## Ausgewählter Auszug

SUMS erfolgreich implementieren: Was können Automobilhersteller tun?

Was sind nun die notwendigen Schritte, die OEMs aktuell und in den nächsten Monaten angehen müssen, um die UNECE R156 zu erfüllen und die Sicherheit ihrer Fahrzeuge weiter zu verbessern?

Robin Liebe: „Ist das Fahrzeug softwareseitig dokumentiert und nach UN R 156 zertifiziert, bieten sich ganz neue Lösungen, z.B. für das Flottenmanagement, an.“

Für das Variantenmanagement gibt es zwei mögliche Ansätze: entweder durch eine Integration des CSMS mit dem SUMS oder durch den Aufbau zweier separater Systeme mit gegebenenfalls doppelter Datenhaltung. Die Integration von CSMS und SUMS kann Synergien heben, denn das CSMS hat bereits Zugriff auf einige, für das SUMS wichtige Daten wie zum Beispiel aktuelle Informationen zum Fahrzeug im Feld. Allerdings entsteht so auch ein sehr komplexes System, welches dennoch robust genug sein muss, um Software zuverlässig und sicher auf die korrekten Systeme zu verteilen. Die beiden Systeme separat zu betreiben, scheint aus reiner Systemsicht zunächst weniger komplex. Allerdings muss in diesem Fall das SUMS Aufgaben übernehmen, die das CSMS bereits ausführt. Hierfür müssen Redundanzen aufgelöst oder koordiniert werden – beispielsweise das Schwach­stellen­management für im Feld befindliche Fahrzeuge.

Das Thema Flottenmanagement könnte über sogenannte Digital Twins gelöst werden. Die Idee hinter diesem Konzept besteht darin, eine digitale Version des verbundenen Objekts (hier ein Fahrzeug) zu erstellen, auf die jedes Update beziehungsweise jeder Befehl angewendet werden kann. Anschließend erfolgt die Synchronisierung mit dem Fahrzeug, um die neue Software bereitzustellen. So wird die Überwachung und Verwaltung des eigentlichen Fahrzeugs einfacher, da man nur einen Blick auf den Digital Twin werfen muss, um den Systemzustand zu kennen und Änderungen vorzunehmen. Es ist auch möglich, den Digital Twin des Fahrzeugs direkt mit anderen Systemen – zum Beispiel mit denen, die für die Überprüfung der Kompatibilität verantwortlich sind – zu verbinden. Somit wird die Bereitstellung von Updates durchgängig sichergestellt, auch wenn das eigentliche Fahrzeug zeitweise offline ist. Mögliche Konflikte, die zum Beispiel durch Offline-Modifikationen am Fahrzeug auftauchen, könnten durch den Digital Twin aufgelöst und getestet werden, bevor kritische Updates auf das eigentliche Fahrzeug übertragen werden.

## Vorliegende Datensätze
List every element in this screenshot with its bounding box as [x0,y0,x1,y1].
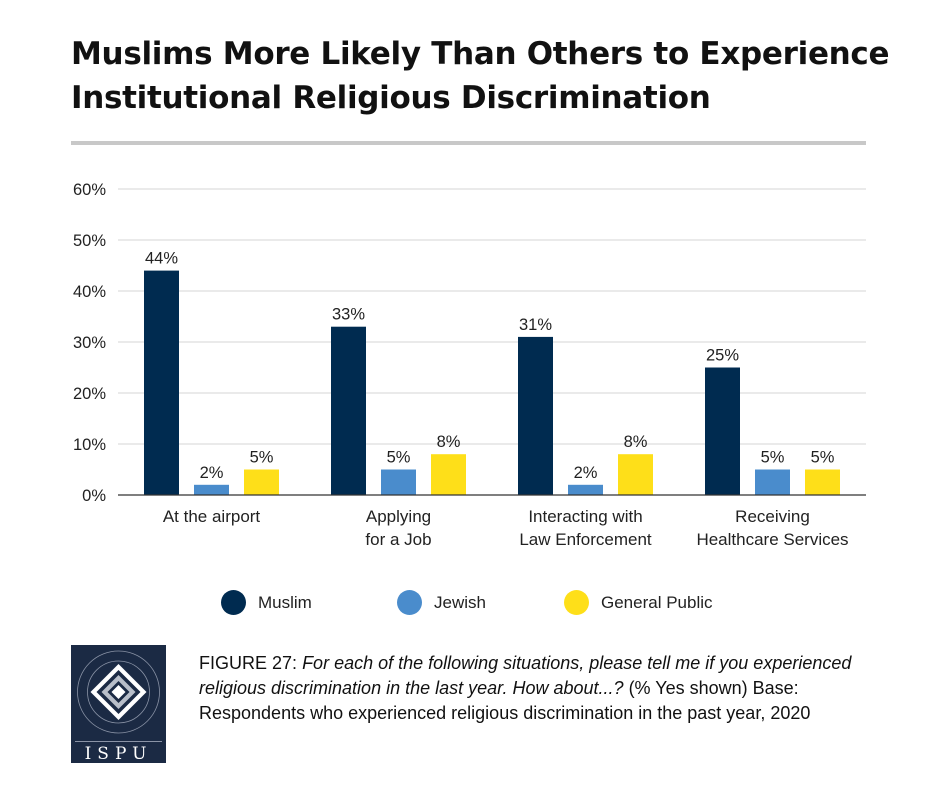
bar-general-public-applying-for-a-job [431,454,466,495]
data-label-general-public-receiving-healthcare-services: 5% [811,449,835,467]
legend-label-jewish: Jewish [434,592,486,612]
bar-muslim-applying-for-a-job [331,326,366,495]
data-label-jewish-interacting-with-law-enforcement: 2% [574,464,598,482]
bar-chart: 0% 10% 20% 30% 40% 50% 60% 44% 2% 5% 33% 5% 8% 31% 2%… [73,181,866,549]
y-tick-label-50: 50% [73,232,106,250]
legend-item-muslim: Muslim [221,590,312,615]
chart-bars [144,270,840,495]
data-label-general-public-interacting-with-law-enforcement: 8% [624,433,648,451]
y-tick-label-60: 60% [73,181,106,199]
legend-swatch-jewish [397,590,422,615]
x-tick-label-applying-for-a-job: Applying for a Job [365,507,431,549]
legend-label-general-public: General Public [601,592,713,612]
bar-jewish-applying-for-a-job [381,469,416,495]
title-divider [71,141,866,145]
legend-swatch-general-public [564,590,589,615]
data-label-jewish-applying-for-a-job: 5% [387,449,411,467]
figure-label-separator: : [292,653,298,673]
bar-jewish-interacting-with-law-enforcement [568,484,603,495]
figure-footer: ISPU FIGURE 27: For each of the followin… [71,645,871,765]
bar-jewish-receiving-healthcare-services [755,469,790,495]
figure-question: For each of the following situations, pl… [199,653,852,698]
bar-muslim-interacting-with-law-enforcement [518,336,553,495]
data-label-muslim-receiving-healthcare-services: 25% [706,347,739,365]
data-label-jewish-receiving-healthcare-services: 5% [761,449,785,467]
x-tick-label-at-the-airport: At the airport [163,507,261,526]
figure-base-note: (% Yes shown) Base: Respondents who expe… [199,678,811,723]
data-label-muslim-at-the-airport: 44% [145,250,178,268]
bar-general-public-at-the-airport [244,469,279,495]
y-tick-label-20: 20% [73,385,106,403]
data-label-general-public-applying-for-a-job: 8% [437,433,461,451]
y-axis: 0% 10% 20% 30% 40% 50% 60% [73,181,106,505]
data-label-general-public-at-the-airport: 5% [250,449,274,467]
logo-wordmark: ISPU [85,744,153,763]
bar-muslim-at-the-airport [144,270,179,495]
ispu-logo: ISPU [71,645,166,763]
data-label-jewish-at-the-airport: 2% [200,464,224,482]
legend-item-jewish: Jewish [397,590,486,615]
chart-gridlines [118,188,866,445]
figure-caption: FIGURE 27: For each of the following sit… [199,651,859,726]
x-tick-label-interacting-with-law-enforcement: Interacting with Law Enforcement [519,507,652,549]
bar-general-public-receiving-healthcare-services [805,469,840,495]
chart-data-labels: 44% 2% 5% 33% 5% 8% 31% 2% 8% 25% 5% 5% [145,250,835,482]
y-tick-label-0: 0% [82,487,106,505]
bar-jewish-at-the-airport [194,484,229,495]
chart-legend: Muslim Jewish General Public [0,590,941,616]
legend-swatch-muslim [221,590,246,615]
x-tick-label-receiving-healthcare-services: Receiving Healthcare Services [696,507,848,549]
bar-muslim-receiving-healthcare-services [705,367,740,495]
data-label-muslim-interacting-with-law-enforcement: 31% [519,316,552,334]
y-tick-label-10: 10% [73,436,106,454]
bar-general-public-interacting-with-law-enforcement [618,454,653,495]
y-tick-label-40: 40% [73,283,106,301]
chart-title: Muslims More Likely Than Others to Exper… [71,36,890,116]
y-tick-label-30: 30% [73,334,106,352]
x-axis: At the airport Applying for a Job Interacti… [118,494,866,549]
data-label-muslim-applying-for-a-job: 33% [332,306,365,324]
legend-item-general-public: General Public [564,590,713,615]
figure-label: FIGURE 27 [199,653,293,673]
legend-label-muslim: Muslim [258,592,312,612]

## Zu erledigende Aufgaben
a - Wie lautet der Auszug zu SUMS von „Für das Variantenmanagement“ bis „Feld befindliche Fahrzeuge.“, wenn du darin „Variantenmanagement“ durch „Konfigurationsmanagement“ ersetzt?
b - Beantworte zum Auszug zu SUMS:
(i) Welche Regelung müssen die OEMs erfüllen?
(ii) Welche zwei Ansätze gibt es für das Variantenmanagement?
(iii) Wovon erstellt man beim Konzept der Digital Twins eine digitale Version?

## Lösungen
a -
Für das Konfigurationsmanagement gibt es zwei mögliche Ansätze: entweder durch eine Integration des CSMS mit dem SUMS oder durch den Aufbau zweier separater Systeme mit gegebenenfalls doppelter Datenhaltung. Die Integration von CSMS und SUMS kann Synergien heben, denn das CSMS hat bereits Zugriff auf einige, für das SUMS wichtige Daten wie zum Beispiel aktuelle Informationen zum Fahrzeug im Feld. Allerdings entsteht so auch ein sehr komplexes System, welches dennoch robust genug sein muss, um Software zuverlässig und sicher auf die korrekten Systeme zu verteilen. Die beiden Systeme separat zu betreiben, scheint aus reiner Systemsicht zunächst weniger komplex. Allerdings muss in diesem Fall das SUMS Aufgaben übernehmen, die das CSMS bereits ausführt. Hierfür müssen Redundanzen aufgelöst oder koordiniert werden – beispielsweise das Schwach­stellen­management für im Feld befindliche Fahrzeuge.

b -
(i) Die UNECE R156.
(ii) Eine Integration des CSMS mit dem SUMS oder den Aufbau zweier separater Systeme mit gegebenenfalls doppelter Datenhaltung.
(iii) Vom verbundenen Objekt, hier einem Fahrzeug.